Check each line for the word "Breakdown" and report how many have it. Give nothing else.

===== Available records

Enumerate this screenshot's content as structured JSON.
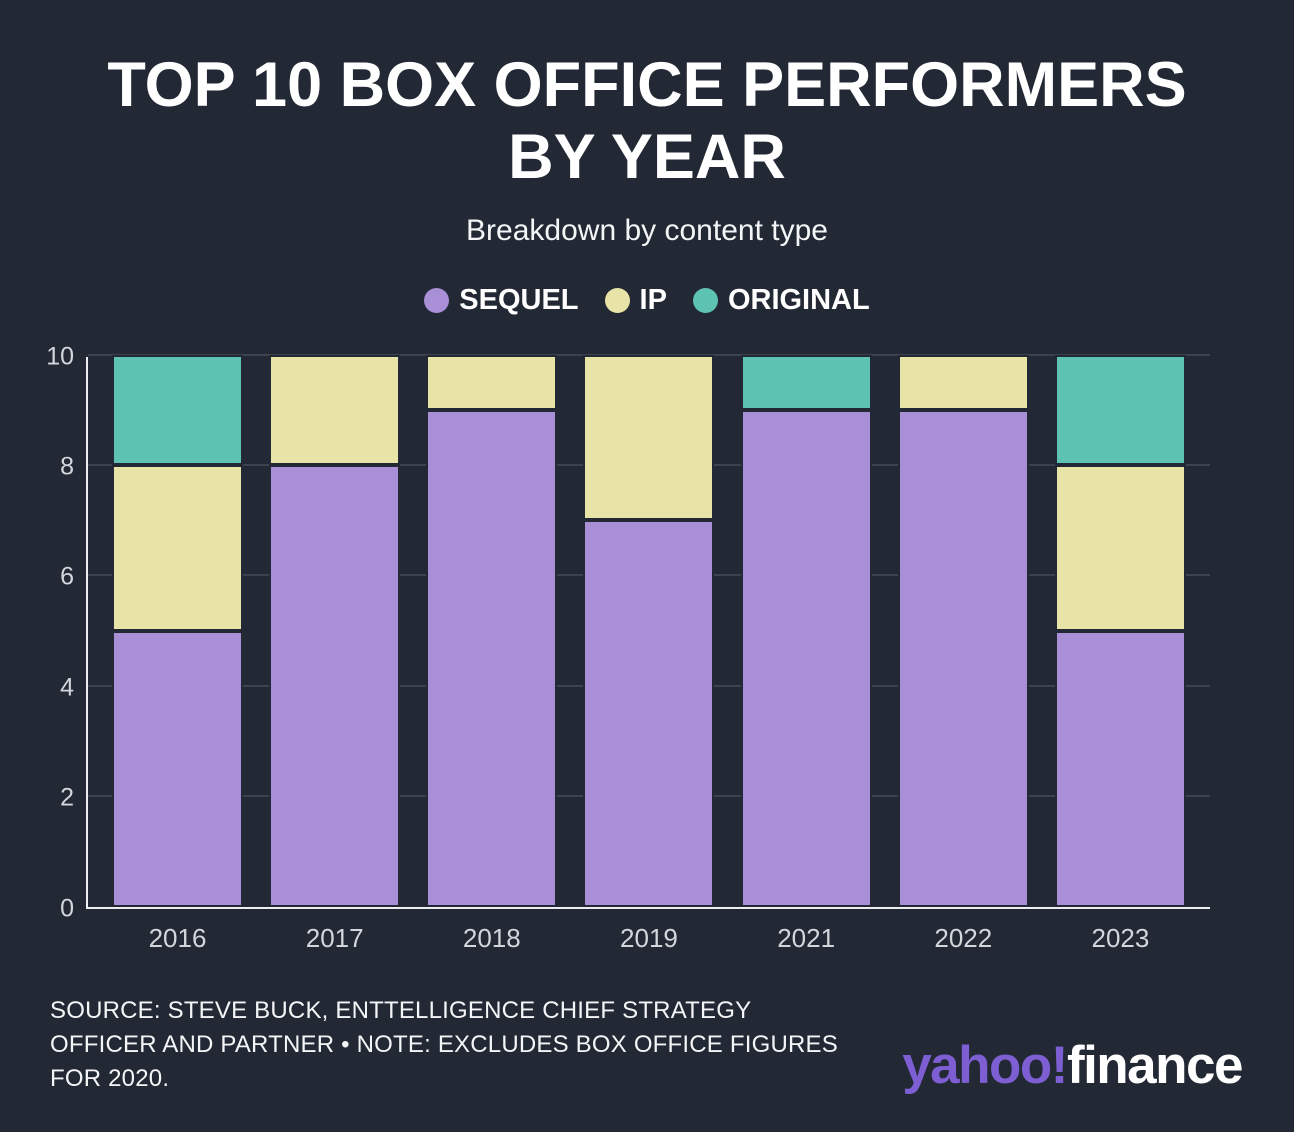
{
  "header": {
    "title_line1": "TOP 10 BOX OFFICE PERFORMERS",
    "title_line2": "BY YEAR",
    "subtitle": "Breakdown by content type"
  },
  "legend": [
    {
      "label": "SEQUEL",
      "color": "#a98fd6"
    },
    {
      "label": "IP",
      "color": "#e8e3a6"
    },
    {
      "label": "ORIGINAL",
      "color": "#5ec3b3"
    }
  ],
  "chart_data": {
    "type": "bar",
    "stacked": true,
    "categories": [
      "2016",
      "2017",
      "2018",
      "2019",
      "2021",
      "2022",
      "2023"
    ],
    "series": [
      {
        "name": "SEQUEL",
        "color": "#a98fd6",
        "values": [
          5,
          8,
          9,
          7,
          9,
          9,
          5
        ]
      },
      {
        "name": "IP",
        "color": "#e8e3a6",
        "values": [
          3,
          2,
          1,
          3,
          0,
          1,
          3
        ]
      },
      {
        "name": "ORIGINAL",
        "color": "#5ec3b3",
        "values": [
          2,
          0,
          0,
          0,
          1,
          0,
          2
        ]
      }
    ],
    "ylim": [
      0,
      10
    ],
    "yticks": [
      0,
      2,
      4,
      6,
      8,
      10
    ],
    "grid": true,
    "legend_position": "top",
    "title": "TOP 10 BOX OFFICE PERFORMERS BY YEAR",
    "subtitle": "Breakdown by content type",
    "xlabel": "",
    "ylabel": ""
  },
  "footer": {
    "source_text": "SOURCE: STEVE BUCK, ENTTELLIGENCE CHIEF STRATEGY OFFICER AND PARTNER • NOTE: EXCLUDES BOX OFFICE FIGURES FOR 2020.",
    "brand": {
      "part1": "yahoo!",
      "part2": "finance"
    }
  },
  "colors": {
    "background": "#222834",
    "axis": "#eceef1",
    "gridline": "#3c424e",
    "tick_text": "#d3d6db",
    "brand_purple": "#7d5fd3"
  }
}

==========

• _Task answer_: 2